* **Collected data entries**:
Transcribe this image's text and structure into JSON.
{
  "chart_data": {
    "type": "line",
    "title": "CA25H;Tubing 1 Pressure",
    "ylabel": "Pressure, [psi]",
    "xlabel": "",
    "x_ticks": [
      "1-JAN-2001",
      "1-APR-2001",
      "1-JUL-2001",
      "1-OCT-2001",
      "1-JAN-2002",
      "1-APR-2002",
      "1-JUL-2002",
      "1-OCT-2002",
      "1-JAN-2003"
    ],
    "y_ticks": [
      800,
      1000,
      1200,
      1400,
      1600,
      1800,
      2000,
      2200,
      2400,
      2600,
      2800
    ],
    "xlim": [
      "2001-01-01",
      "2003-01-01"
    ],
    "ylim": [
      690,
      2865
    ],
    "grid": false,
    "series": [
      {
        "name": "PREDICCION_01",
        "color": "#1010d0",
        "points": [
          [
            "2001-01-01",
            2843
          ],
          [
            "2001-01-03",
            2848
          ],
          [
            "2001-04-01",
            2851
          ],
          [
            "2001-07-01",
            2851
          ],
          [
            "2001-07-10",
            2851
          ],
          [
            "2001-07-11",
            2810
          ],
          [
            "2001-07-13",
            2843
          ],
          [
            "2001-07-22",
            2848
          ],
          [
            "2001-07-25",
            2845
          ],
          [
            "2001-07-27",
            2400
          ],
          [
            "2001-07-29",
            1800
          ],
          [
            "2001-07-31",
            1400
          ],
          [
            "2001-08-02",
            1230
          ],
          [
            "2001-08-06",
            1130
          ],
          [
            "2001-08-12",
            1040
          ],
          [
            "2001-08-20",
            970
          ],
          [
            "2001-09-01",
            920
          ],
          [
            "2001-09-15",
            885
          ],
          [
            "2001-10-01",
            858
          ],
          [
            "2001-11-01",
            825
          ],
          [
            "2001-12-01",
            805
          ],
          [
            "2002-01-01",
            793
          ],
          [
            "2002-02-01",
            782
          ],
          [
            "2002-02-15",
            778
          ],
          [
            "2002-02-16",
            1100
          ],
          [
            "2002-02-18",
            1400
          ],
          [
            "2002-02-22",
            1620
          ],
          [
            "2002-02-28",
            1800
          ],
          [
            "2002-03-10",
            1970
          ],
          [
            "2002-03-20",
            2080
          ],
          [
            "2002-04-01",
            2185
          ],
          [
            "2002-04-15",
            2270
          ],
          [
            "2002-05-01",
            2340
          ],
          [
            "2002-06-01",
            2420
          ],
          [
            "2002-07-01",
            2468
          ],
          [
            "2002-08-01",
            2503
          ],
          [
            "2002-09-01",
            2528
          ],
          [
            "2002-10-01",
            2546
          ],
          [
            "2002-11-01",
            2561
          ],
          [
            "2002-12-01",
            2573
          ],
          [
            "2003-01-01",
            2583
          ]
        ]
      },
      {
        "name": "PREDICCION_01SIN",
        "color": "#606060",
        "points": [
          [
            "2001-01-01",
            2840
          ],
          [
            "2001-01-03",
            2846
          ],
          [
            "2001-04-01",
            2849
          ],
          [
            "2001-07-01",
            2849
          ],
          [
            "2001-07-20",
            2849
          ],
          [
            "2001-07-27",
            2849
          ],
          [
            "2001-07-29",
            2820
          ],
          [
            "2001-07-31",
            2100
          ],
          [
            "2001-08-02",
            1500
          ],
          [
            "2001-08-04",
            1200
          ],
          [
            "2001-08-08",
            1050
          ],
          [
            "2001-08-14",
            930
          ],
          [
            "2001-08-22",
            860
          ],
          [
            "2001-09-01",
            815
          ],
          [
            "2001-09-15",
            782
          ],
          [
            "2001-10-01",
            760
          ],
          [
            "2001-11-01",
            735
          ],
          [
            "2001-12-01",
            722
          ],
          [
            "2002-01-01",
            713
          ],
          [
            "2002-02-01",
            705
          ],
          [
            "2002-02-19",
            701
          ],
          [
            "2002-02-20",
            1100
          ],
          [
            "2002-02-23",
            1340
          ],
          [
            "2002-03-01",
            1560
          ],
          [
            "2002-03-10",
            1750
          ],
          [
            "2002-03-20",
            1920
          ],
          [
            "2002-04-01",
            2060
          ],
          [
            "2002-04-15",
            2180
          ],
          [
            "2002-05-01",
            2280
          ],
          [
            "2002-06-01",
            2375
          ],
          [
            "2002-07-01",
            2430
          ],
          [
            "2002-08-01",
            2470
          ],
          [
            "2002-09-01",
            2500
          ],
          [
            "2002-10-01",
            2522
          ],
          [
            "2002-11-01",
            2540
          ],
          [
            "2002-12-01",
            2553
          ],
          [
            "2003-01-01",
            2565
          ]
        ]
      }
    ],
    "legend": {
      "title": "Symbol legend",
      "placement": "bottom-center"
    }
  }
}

* **EXERCISE TASK**: In the records above, collect each line with "title".

* **THE RESPONSE**:
    "title": "CA25H;Tubing 1 Pressure",
      "title": "Symbol legend",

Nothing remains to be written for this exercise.